* _Task statement_
Nothing left out, nothing added: return the full set of records.

- - -

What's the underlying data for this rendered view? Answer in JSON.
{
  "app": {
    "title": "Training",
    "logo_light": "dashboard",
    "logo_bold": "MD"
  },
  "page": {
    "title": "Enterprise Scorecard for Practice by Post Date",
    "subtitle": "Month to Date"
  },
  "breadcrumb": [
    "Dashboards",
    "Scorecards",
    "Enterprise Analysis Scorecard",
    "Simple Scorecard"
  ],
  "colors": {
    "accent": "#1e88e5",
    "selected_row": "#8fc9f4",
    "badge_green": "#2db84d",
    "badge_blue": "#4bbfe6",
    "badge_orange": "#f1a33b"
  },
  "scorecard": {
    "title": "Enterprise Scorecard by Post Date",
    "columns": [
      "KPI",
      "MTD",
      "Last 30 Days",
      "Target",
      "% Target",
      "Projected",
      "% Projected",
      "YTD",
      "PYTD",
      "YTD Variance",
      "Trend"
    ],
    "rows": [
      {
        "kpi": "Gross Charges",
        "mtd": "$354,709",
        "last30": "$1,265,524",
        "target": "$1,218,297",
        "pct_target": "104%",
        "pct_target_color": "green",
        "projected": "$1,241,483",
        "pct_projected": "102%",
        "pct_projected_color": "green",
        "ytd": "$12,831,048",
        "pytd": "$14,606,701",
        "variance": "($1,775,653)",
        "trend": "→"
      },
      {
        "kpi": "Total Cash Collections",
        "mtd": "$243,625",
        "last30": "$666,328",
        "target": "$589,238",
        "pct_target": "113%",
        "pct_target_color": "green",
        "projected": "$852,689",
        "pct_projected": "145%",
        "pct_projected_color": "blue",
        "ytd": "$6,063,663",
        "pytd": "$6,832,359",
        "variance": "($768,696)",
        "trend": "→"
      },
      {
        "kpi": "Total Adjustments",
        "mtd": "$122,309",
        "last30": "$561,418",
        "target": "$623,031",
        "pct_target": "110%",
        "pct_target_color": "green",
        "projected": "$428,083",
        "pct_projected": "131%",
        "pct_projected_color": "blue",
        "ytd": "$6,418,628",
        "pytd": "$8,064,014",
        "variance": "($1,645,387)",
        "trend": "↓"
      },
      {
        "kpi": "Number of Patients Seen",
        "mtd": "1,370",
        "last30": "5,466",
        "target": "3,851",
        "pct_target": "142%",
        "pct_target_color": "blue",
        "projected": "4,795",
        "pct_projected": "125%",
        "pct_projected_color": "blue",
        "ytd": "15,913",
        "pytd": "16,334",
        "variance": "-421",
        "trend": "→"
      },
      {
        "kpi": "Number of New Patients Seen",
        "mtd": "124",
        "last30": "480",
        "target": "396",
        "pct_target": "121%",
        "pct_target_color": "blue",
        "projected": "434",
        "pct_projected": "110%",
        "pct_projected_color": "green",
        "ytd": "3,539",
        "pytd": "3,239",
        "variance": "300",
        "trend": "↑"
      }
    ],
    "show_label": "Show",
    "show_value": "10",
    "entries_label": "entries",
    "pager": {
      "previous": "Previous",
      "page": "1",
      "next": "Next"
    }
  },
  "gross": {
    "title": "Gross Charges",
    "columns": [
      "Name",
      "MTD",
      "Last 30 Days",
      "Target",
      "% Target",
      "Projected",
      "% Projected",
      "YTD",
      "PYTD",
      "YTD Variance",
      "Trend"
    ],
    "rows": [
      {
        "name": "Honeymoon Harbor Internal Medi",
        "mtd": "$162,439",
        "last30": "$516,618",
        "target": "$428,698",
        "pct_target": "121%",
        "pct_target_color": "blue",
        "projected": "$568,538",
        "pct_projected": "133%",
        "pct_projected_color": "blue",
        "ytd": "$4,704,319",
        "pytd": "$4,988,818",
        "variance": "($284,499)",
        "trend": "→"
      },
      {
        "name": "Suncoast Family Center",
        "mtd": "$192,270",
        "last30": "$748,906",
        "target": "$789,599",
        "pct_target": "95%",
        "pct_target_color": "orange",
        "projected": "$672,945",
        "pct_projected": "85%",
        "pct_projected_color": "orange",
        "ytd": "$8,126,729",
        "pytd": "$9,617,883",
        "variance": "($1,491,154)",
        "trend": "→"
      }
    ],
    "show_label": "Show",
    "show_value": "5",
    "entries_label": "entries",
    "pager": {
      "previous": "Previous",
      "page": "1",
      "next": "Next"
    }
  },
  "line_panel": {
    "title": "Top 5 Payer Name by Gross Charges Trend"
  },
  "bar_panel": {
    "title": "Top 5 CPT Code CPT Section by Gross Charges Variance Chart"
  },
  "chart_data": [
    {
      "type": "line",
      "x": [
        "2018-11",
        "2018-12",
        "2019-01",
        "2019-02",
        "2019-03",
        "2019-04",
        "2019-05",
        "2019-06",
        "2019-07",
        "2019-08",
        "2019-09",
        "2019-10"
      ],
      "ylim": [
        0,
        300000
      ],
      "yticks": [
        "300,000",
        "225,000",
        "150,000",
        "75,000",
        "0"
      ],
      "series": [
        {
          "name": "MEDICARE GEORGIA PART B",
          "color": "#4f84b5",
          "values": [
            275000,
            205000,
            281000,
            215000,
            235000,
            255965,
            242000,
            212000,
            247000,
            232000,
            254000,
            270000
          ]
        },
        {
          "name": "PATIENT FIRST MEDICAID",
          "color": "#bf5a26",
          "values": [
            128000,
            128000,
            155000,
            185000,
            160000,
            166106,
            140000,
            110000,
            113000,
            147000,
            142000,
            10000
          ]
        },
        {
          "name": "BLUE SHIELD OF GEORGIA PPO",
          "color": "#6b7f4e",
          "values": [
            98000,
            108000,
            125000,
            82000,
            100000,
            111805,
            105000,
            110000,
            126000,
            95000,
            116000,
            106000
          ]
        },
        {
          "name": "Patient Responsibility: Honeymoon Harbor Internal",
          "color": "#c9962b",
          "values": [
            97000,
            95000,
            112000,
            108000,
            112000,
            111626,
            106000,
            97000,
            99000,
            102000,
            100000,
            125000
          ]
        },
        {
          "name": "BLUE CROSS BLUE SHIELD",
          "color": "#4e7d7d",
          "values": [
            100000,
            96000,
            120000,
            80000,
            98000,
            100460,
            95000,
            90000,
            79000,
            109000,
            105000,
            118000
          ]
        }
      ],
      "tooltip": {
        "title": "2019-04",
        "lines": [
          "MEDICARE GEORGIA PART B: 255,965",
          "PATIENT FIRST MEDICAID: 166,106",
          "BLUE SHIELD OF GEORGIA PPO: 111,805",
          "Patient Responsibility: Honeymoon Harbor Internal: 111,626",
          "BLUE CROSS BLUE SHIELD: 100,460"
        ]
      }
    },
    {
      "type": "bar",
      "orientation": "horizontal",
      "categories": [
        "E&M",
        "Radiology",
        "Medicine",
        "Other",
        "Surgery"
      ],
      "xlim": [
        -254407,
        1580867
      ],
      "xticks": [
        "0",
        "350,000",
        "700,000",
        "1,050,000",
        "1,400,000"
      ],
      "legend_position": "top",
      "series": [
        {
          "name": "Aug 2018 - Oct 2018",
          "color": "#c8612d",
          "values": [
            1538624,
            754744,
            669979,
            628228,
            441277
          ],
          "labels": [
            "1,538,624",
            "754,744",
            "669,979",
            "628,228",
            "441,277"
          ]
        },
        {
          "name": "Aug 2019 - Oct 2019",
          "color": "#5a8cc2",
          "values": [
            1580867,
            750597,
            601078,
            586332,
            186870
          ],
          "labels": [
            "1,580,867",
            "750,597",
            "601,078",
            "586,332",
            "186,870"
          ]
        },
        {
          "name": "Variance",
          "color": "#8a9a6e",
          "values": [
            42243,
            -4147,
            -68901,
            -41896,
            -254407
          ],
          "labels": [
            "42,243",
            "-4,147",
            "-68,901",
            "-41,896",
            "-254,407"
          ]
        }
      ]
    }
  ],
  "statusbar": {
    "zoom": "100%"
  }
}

- - -

* _Task output_
What's the underlying data for this rendered view? Answer in JSON.
{
  "app": {
    "title": "Training",
    "logo_light": "dashboard",
    "logo_bold": "MD"
  },
  "page": {
    "title": "Enterprise Scorecard for Practice by Post Date",
    "subtitle": "Month to Date"
  },
  "breadcrumb": [
    "Dashboards",
    "Scorecards",
    "Enterprise Analysis Scorecard",
    "Simple Scorecard"
  ],
  "colors": {
    "accent": "#1e88e5",
    "selected_row": "#8fc9f4",
    "badge_green": "#2db84d",
    "badge_blue": "#4bbfe6",
    "badge_orange": "#f1a33b"
  },
  "scorecard": {
    "title": "Enterprise Scorecard by Post Date",
    "columns": [
      "KPI",
      "MTD",
      "Last 30 Days",
      "Target",
      "% Target",
      "Projected",
      "% Projected",
      "YTD",
      "PYTD",
      "YTD Variance",
      "Trend"
    ],
    "rows": [
      {
        "kpi": "Gross Charges",
        "mtd": "$354,709",
        "last30": "$1,265,524",
        "target": "$1,218,297",
        "pct_target": "104%",
        "pct_target_color": "green",
        "projected": "$1,241,483",
        "pct_projected": "102%",
        "pct_projected_color": "green",
        "ytd": "$12,831,048",
        "pytd": "$14,606,701",
        "variance": "($1,775,653)",
        "trend": "→"
      },
      {
        "kpi": "Total Cash Collections",
        "mtd": "$243,625",
        "last30": "$666,328",
        "target": "$589,238",
        "pct_target": "113%",
        "pct_target_color": "green",
        "projected": "$852,689",
        "pct_projected": "145%",
        "pct_projected_color": "blue",
        "ytd": "$6,063,663",
        "pytd": "$6,832,359",
        "variance": "($768,696)",
        "trend": "→"
      },
      {
        "kpi": "Total Adjustments",
        "mtd": "$122,309",
        "last30": "$561,418",
        "target": "$623,031",
        "pct_target": "110%",
        "pct_target_color": "green",
        "projected": "$428,083",
        "pct_projected": "131%",
        "pct_projected_color": "blue",
        "ytd": "$6,418,628",
        "pytd": "$8,064,014",
        "variance": "($1,645,387)",
        "trend": "↓"
      },
      {
        "kpi": "Number of Patients Seen",
        "mtd": "1,370",
        "last30": "5,466",
        "target": "3,851",
        "pct_target": "142%",
        "pct_target_color": "blue",
        "projected": "4,795",
        "pct_projected": "125%",
        "pct_projected_color": "blue",
        "ytd": "15,913",
        "pytd": "16,334",
        "variance": "-421",
        "trend": "→"
      },
      {
        "kpi": "Number of New Patients Seen",
        "mtd": "124",
        "last30": "480",
        "target": "396",
        "pct_target": "121%",
        "pct_target_color": "blue",
        "projected": "434",
        "pct_projected": "110%",
        "pct_projected_color": "green",
        "ytd": "3,539",
        "pytd": "3,239",
        "variance": "300",
        "trend": "↑"
      }
    ],
    "show_label": "Show",
    "show_value": "10",
    "entries_label": "entries",
    "pager": {
      "previous": "Previous",
      "page": "1",
      "next": "Next"
    }
  },
  "gross": {
    "title": "Gross Charges",
    "columns": [
      "Name",
      "MTD",
      "Last 30 Days",
      "Target",
      "% Target",
      "Projected",
      "% Projected",
      "YTD",
      "PYTD",
      "YTD Variance",
      "Trend"
    ],
    "rows": [
      {
        "name": "Honeymoon Harbor Internal Medi",
        "mtd": "$162,439",
        "last30": "$516,618",
        "target": "$428,698",
        "pct_target": "121%",
        "pct_target_color": "blue",
        "projected": "$568,538",
        "pct_projected": "133%",
        "pct_projected_color": "blue",
        "ytd": "$4,704,319",
        "pytd": "$4,988,818",
        "variance": "($284,499)",
        "trend": "→"
      },
      {
        "name": "Suncoast Family Center",
        "mtd": "$192,270",
        "last30": "$748,906",
        "target": "$789,599",
        "pct_target": "95%",
        "pct_target_color": "orange",
        "projected": "$672,945",
        "pct_projected": "85%",
        "pct_projected_color": "orange",
        "ytd": "$8,126,729",
        "pytd": "$9,617,883",
        "variance": "($1,491,154)",
        "trend": "→"
      }
    ],
    "show_label": "Show",
    "show_value": "5",
    "entries_label": "entries",
    "pager": {
      "previous": "Previous",
      "page": "1",
      "next": "Next"
    }
  },
  "line_panel": {
    "title": "Top 5 Payer Name by Gross Charges Trend"
  },
  "bar_panel": {
    "title": "Top 5 CPT Code CPT Section by Gross Charges Variance Chart"
  },
  "chart_data": [
    {
      "type": "line",
      "x": [
        "2018-11",
        "2018-12",
        "2019-01",
        "2019-02",
        "2019-03",
        "2019-04",
        "2019-05",
        "2019-06",
        "2019-07",
        "2019-08",
        "2019-09",
        "2019-10"
      ],
      "ylim": [
        0,
        300000
      ],
      "yticks": [
        "300,000",
        "225,000",
        "150,000",
        "75,000",
        "0"
      ],
      "series": [
        {
          "name": "MEDICARE GEORGIA PART B",
          "color": "#4f84b5",
          "values": [
            275000,
            205000,
            281000,
            215000,
            235000,
            255965,
            242000,
            212000,
            247000,
            232000,
            254000,
            270000
          ]
        },
        {
          "name": "PATIENT FIRST MEDICAID",
          "color": "#bf5a26",
          "values": [
            128000,
            128000,
            155000,
            185000,
            160000,
            166106,
            140000,
            110000,
            113000,
            147000,
            142000,
            10000
          ]
        },
        {
          "name": "BLUE SHIELD OF GEORGIA PPO",
          "color": "#6b7f4e",
          "values": [
            98000,
            108000,
            125000,
            82000,
            100000,
            111805,
            105000,
            110000,
            126000,
            95000,
            116000,
            106000
          ]
        },
        {
          "name": "Patient Responsibility: Honeymoon Harbor Internal",
          "color": "#c9962b",
          "values": [
            97000,
            95000,
            112000,
            108000,
            112000,
            111626,
            106000,
            97000,
            99000,
            102000,
            100000,
            125000
          ]
        },
        {
          "name": "BLUE CROSS BLUE SHIELD",
          "color": "#4e7d7d",
          "values": [
            100000,
            96000,
            120000,
            80000,
            98000,
            100460,
            95000,
            90000,
            79000,
            109000,
            105000,
            118000
          ]
        }
      ],
      "tooltip": {
        "title": "2019-04",
        "lines": [
          "MEDICARE GEORGIA PART B: 255,965",
          "PATIENT FIRST MEDICAID: 166,106",
          "BLUE SHIELD OF GEORGIA PPO: 111,805",
          "Patient Responsibility: Honeymoon Harbor Internal: 111,626",
          "BLUE CROSS BLUE SHIELD: 100,460"
        ]
      }
    },
    {
      "type": "bar",
      "orientation": "horizontal",
      "categories": [
        "E&M",
        "Radiology",
        "Medicine",
        "Other",
        "Surgery"
      ],
      "xlim": [
        -254407,
        1580867
      ],
      "xticks": [
        "0",
        "350,000",
        "700,000",
        "1,050,000",
        "1,400,000"
      ],
      "legend_position": "top",
      "series": [
        {
          "name": "Aug 2018 - Oct 2018",
          "color": "#c8612d",
          "values": [
            1538624,
            754744,
            669979,
            628228,
            441277
          ],
          "labels": [
            "1,538,624",
            "754,744",
            "669,979",
            "628,228",
            "441,277"
          ]
        },
        {
          "name": "Aug 2019 - Oct 2019",
          "color": "#5a8cc2",
          "values": [
            1580867,
            750597,
            601078,
            586332,
            186870
          ],
          "labels": [
            "1,580,867",
            "750,597",
            "601,078",
            "586,332",
            "186,870"
          ]
        },
        {
          "name": "Variance",
          "color": "#8a9a6e",
          "values": [
            42243,
            -4147,
            -68901,
            -41896,
            -254407
          ],
          "labels": [
            "42,243",
            "-4,147",
            "-68,901",
            "-41,896",
            "-254,407"
          ]
        }
      ]
    }
  ],
  "statusbar": {
    "zoom": "100%"
  }
}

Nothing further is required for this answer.